## [Given data]

———

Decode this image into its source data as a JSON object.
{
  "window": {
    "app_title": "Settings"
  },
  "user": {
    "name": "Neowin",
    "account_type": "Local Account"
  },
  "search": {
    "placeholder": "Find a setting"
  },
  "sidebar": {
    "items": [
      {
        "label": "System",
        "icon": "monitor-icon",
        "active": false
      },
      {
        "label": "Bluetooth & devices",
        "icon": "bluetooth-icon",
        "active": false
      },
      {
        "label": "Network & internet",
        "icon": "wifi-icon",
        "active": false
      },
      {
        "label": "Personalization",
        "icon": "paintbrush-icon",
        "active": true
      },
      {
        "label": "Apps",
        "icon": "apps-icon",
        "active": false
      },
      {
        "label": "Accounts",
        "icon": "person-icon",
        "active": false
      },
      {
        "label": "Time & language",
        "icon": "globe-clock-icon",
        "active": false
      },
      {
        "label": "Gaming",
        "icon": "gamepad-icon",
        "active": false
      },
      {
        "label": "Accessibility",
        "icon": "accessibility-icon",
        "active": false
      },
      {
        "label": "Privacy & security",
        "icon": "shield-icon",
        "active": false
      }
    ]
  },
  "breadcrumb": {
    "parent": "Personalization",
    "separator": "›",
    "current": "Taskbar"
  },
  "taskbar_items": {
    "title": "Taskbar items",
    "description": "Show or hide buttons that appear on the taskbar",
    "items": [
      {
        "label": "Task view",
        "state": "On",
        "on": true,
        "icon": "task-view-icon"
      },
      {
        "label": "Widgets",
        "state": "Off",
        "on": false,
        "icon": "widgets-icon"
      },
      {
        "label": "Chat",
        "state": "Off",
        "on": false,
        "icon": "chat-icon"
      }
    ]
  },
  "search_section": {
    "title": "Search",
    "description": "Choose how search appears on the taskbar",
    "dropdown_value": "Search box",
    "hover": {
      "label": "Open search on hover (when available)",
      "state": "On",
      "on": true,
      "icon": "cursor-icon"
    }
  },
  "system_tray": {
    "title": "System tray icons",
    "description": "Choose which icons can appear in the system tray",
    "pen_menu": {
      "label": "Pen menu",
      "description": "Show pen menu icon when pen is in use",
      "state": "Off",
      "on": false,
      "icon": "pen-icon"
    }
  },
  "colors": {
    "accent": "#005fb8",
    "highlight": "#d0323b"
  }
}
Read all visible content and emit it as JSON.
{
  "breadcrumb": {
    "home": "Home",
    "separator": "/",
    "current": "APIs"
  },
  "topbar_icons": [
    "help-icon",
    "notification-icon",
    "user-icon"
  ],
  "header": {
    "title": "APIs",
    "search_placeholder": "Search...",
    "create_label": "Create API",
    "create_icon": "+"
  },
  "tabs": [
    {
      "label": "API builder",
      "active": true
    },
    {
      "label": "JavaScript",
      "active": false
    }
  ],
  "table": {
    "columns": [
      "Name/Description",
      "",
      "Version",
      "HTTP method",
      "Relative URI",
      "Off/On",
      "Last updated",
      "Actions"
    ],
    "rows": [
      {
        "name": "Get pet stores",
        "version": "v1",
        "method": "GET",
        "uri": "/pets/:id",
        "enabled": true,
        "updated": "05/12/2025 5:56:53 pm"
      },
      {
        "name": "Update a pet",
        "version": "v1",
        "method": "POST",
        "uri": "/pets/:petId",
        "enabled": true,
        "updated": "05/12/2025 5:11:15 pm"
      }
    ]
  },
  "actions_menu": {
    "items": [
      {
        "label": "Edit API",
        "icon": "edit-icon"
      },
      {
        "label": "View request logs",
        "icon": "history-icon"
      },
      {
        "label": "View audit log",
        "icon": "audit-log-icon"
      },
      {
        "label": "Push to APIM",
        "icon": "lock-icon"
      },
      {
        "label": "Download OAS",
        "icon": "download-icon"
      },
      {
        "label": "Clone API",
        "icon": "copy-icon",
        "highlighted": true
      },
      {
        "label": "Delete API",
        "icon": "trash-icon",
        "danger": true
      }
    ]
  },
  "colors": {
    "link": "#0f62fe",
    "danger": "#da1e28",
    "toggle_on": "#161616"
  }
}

———

## [Problem details]
Print the whole listing exactly as it is.

## [Exercise response]
Decode this image into its source data as a JSON object.
{
  "window": {
    "app_title": "Settings"
  },
  "user": {
    "name": "Neowin",
    "account_type": "Local Account"
  },
  "search": {
    "placeholder": "Find a setting"
  },
  "sidebar": {
    "items": [
      {
        "label": "System",
        "icon": "monitor-icon",
        "active": false
      },
      {
        "label": "Bluetooth & devices",
        "icon": "bluetooth-icon",
        "active": false
      },
      {
        "label": "Network & internet",
        "icon": "wifi-icon",
        "active": false
      },
      {
        "label": "Personalization",
        "icon": "paintbrush-icon",
        "active": true
      },
      {
        "label": "Apps",
        "icon": "apps-icon",
        "active": false
      },
      {
        "label": "Accounts",
        "icon": "person-icon",
        "active": false
      },
      {
        "label": "Time & language",
        "icon": "globe-clock-icon",
        "active": false
      },
      {
        "label": "Gaming",
        "icon": "gamepad-icon",
        "active": false
      },
      {
        "label": "Accessibility",
        "icon": "accessibility-icon",
        "active": false
      },
      {
        "label": "Privacy & security",
        "icon": "shield-icon",
        "active": false
      }
    ]
  },
  "breadcrumb": {
    "parent": "Personalization",
    "separator": "›",
    "current": "Taskbar"
  },
  "taskbar_items": {
    "title": "Taskbar items",
    "description": "Show or hide buttons that appear on the taskbar",
    "items": [
      {
        "label": "Task view",
        "state": "On",
        "on": true,
        "icon": "task-view-icon"
      },
      {
        "label": "Widgets",
        "state": "Off",
        "on": false,
        "icon": "widgets-icon"
      },
      {
        "label": "Chat",
        "state": "Off",
        "on": false,
        "icon": "chat-icon"
      }
    ]
  },
  "search_section": {
    "title": "Search",
    "description": "Choose how search appears on the taskbar",
    "dropdown_value": "Search box",
    "hover": {
      "label": "Open search on hover (when available)",
      "state": "On",
      "on": true,
      "icon": "cursor-icon"
    }
  },
  "system_tray": {
    "title": "System tray icons",
    "description": "Choose which icons can appear in the system tray",
    "pen_menu": {
      "label": "Pen menu",
      "description": "Show pen menu icon when pen is in use",
      "state": "Off",
      "on": false,
      "icon": "pen-icon"
    }
  },
  "colors": {
    "accent": "#005fb8",
    "highlight": "#d0323b"
  }
}
Read all visible content and emit it as JSON.
{
  "breadcrumb": {
    "home": "Home",
    "separator": "/",
    "current": "APIs"
  },
  "topbar_icons": [
    "help-icon",
    "notification-icon",
    "user-icon"
  ],
  "header": {
    "title": "APIs",
    "search_placeholder": "Search...",
    "create_label": "Create API",
    "create_icon": "+"
  },
  "tabs": [
    {
      "label": "API builder",
      "active": true
    },
    {
      "label": "JavaScript",
      "active": false
    }
  ],
  "table": {
    "columns": [
      "Name/Description",
      "",
      "Version",
      "HTTP method",
      "Relative URI",
      "Off/On",
      "Last updated",
      "Actions"
    ],
    "rows": [
      {
        "name": "Get pet stores",
        "version": "v1",
        "method": "GET",
        "uri": "/pets/:id",
        "enabled": true,
        "updated": "05/12/2025 5:56:53 pm"
      },
      {
        "name": "Update a pet",
        "version": "v1",
        "method": "POST",
        "uri": "/pets/:petId",
        "enabled": true,
        "updated": "05/12/2025 5:11:15 pm"
      }
    ]
  },
  "actions_menu": {
    "items": [
      {
        "label": "Edit API",
        "icon": "edit-icon"
      },
      {
        "label": "View request logs",
        "icon": "history-icon"
      },
      {
        "label": "View audit log",
        "icon": "audit-log-icon"
      },
      {
        "label": "Push to APIM",
        "icon": "lock-icon"
      },
      {
        "label": "Download OAS",
        "icon": "download-icon"
      },
      {
        "label": "Clone API",
        "icon": "copy-icon",
        "highlighted": true
      },
      {
        "label": "Delete API",
        "icon": "trash-icon",
        "danger": true
      }
    ]
  },
  "colors": {
    "link": "#0f62fe",
    "danger": "#da1e28",
    "toggle_on": "#161616"
  }
}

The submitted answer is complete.